**Instructions for the task:** Every line below should be repeated exactly.

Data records
[start]
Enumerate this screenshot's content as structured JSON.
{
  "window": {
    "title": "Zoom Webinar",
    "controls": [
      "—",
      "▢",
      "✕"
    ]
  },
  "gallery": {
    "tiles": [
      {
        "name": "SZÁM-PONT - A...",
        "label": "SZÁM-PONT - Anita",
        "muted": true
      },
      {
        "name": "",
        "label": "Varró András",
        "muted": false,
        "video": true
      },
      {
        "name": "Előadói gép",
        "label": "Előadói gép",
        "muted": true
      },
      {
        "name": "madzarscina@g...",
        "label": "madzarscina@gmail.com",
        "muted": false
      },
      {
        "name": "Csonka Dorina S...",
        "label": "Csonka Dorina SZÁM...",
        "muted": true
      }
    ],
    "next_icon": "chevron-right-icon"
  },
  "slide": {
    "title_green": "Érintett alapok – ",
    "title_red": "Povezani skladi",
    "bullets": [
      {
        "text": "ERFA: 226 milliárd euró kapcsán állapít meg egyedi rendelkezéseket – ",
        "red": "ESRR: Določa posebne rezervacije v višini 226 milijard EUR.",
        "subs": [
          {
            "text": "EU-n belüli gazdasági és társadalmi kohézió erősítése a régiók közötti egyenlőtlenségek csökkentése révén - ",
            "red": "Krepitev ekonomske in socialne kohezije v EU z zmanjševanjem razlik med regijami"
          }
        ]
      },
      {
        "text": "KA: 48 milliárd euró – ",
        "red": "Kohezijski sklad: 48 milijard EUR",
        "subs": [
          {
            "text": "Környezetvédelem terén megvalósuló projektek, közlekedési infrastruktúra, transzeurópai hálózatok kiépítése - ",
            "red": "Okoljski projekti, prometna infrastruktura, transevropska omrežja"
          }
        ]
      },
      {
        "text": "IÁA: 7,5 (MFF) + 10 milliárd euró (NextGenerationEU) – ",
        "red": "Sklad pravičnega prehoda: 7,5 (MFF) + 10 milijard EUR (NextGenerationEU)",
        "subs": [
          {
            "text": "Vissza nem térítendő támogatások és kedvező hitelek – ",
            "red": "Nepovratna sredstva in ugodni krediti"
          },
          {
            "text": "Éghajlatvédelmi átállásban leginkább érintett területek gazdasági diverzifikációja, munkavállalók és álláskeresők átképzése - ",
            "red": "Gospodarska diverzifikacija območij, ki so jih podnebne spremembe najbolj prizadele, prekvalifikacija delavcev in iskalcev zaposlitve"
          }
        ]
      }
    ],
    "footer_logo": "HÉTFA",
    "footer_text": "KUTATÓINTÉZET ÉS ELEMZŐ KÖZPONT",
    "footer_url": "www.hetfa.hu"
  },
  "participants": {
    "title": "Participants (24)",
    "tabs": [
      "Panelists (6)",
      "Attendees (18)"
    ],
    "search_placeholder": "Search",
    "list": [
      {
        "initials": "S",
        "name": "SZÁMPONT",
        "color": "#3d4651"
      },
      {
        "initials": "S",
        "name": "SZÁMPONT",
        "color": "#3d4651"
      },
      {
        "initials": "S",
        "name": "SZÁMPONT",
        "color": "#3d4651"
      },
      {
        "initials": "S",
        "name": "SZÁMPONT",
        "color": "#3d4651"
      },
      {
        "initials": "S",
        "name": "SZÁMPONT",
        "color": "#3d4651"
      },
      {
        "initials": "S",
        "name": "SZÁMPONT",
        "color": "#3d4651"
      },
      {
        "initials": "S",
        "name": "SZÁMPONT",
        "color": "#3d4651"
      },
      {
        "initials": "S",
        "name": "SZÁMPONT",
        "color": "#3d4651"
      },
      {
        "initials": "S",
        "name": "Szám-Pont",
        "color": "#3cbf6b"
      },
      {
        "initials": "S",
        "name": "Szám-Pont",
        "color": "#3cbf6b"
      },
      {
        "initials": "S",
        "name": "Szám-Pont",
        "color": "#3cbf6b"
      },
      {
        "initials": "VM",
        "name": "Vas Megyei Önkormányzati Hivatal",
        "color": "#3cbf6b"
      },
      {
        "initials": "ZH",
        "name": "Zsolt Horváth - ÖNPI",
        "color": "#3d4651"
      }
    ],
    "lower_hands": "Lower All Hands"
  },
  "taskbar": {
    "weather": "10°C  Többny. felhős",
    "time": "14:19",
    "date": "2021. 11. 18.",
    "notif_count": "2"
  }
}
[end]
**Answer to this problem:**
Enumerate this screenshot's content as structured JSON.
{
  "window": {
    "title": "Zoom Webinar",
    "controls": [
      "—",
      "▢",
      "✕"
    ]
  },
  "gallery": {
    "tiles": [
      {
        "name": "SZÁM-PONT - A...",
        "label": "SZÁM-PONT - Anita",
        "muted": true
      },
      {
        "name": "",
        "label": "Varró András",
        "muted": false,
        "video": true
      },
      {
        "name": "Előadói gép",
        "label": "Előadói gép",
        "muted": true
      },
      {
        "name": "madzarscina@g...",
        "label": "madzarscina@gmail.com",
        "muted": false
      },
      {
        "name": "Csonka Dorina S...",
        "label": "Csonka Dorina SZÁM...",
        "muted": true
      }
    ],
    "next_icon": "chevron-right-icon"
  },
  "slide": {
    "title_green": "Érintett alapok – ",
    "title_red": "Povezani skladi",
    "bullets": [
      {
        "text": "ERFA: 226 milliárd euró kapcsán állapít meg egyedi rendelkezéseket – ",
        "red": "ESRR: Določa posebne rezervacije v višini 226 milijard EUR.",
        "subs": [
          {
            "text": "EU-n belüli gazdasági és társadalmi kohézió erősítése a régiók közötti egyenlőtlenségek csökkentése révén - ",
            "red": "Krepitev ekonomske in socialne kohezije v EU z zmanjševanjem razlik med regijami"
          }
        ]
      },
      {
        "text": "KA: 48 milliárd euró – ",
        "red": "Kohezijski sklad: 48 milijard EUR",
        "subs": [
          {
            "text": "Környezetvédelem terén megvalósuló projektek, közlekedési infrastruktúra, transzeurópai hálózatok kiépítése - ",
            "red": "Okoljski projekti, prometna infrastruktura, transevropska omrežja"
          }
        ]
      },
      {
        "text": "IÁA: 7,5 (MFF) + 10 milliárd euró (NextGenerationEU) – ",
        "red": "Sklad pravičnega prehoda: 7,5 (MFF) + 10 milijard EUR (NextGenerationEU)",
        "subs": [
          {
            "text": "Vissza nem térítendő támogatások és kedvező hitelek – ",
            "red": "Nepovratna sredstva in ugodni krediti"
          },
          {
            "text": "Éghajlatvédelmi átállásban leginkább érintett területek gazdasági diverzifikációja, munkavállalók és álláskeresők átképzése - ",
            "red": "Gospodarska diverzifikacija območij, ki so jih podnebne spremembe najbolj prizadele, prekvalifikacija delavcev in iskalcev zaposlitve"
          }
        ]
      }
    ],
    "footer_logo": "HÉTFA",
    "footer_text": "KUTATÓINTÉZET ÉS ELEMZŐ KÖZPONT",
    "footer_url": "www.hetfa.hu"
  },
  "participants": {
    "title": "Participants (24)",
    "tabs": [
      "Panelists (6)",
      "Attendees (18)"
    ],
    "search_placeholder": "Search",
    "list": [
      {
        "initials": "S",
        "name": "SZÁMPONT",
        "color": "#3d4651"
      },
      {
        "initials": "S",
        "name": "SZÁMPONT",
        "color": "#3d4651"
      },
      {
        "initials": "S",
        "name": "SZÁMPONT",
        "color": "#3d4651"
      },
      {
        "initials": "S",
        "name": "SZÁMPONT",
        "color": "#3d4651"
      },
      {
        "initials": "S",
        "name": "SZÁMPONT",
        "color": "#3d4651"
      },
      {
        "initials": "S",
        "name": "SZÁMPONT",
        "color": "#3d4651"
      },
      {
        "initials": "S",
        "name": "SZÁMPONT",
        "color": "#3d4651"
      },
      {
        "initials": "S",
        "name": "SZÁMPONT",
        "color": "#3d4651"
      },
      {
        "initials": "S",
        "name": "Szám-Pont",
        "color": "#3cbf6b"
      },
      {
        "initials": "S",
        "name": "Szám-Pont",
        "color": "#3cbf6b"
      },
      {
        "initials": "S",
        "name": "Szám-Pont",
        "color": "#3cbf6b"
      },
      {
        "initials": "VM",
        "name": "Vas Megyei Önkormányzati Hivatal",
        "color": "#3cbf6b"
      },
      {
        "initials": "ZH",
        "name": "Zsolt Horváth - ÖNPI",
        "color": "#3d4651"
      }
    ],
    "lower_hands": "Lower All Hands"
  },
  "taskbar": {
    "weather": "10°C  Többny. felhős",
    "time": "14:19",
    "date": "2021. 11. 18.",
    "notif_count": "2"
  }
}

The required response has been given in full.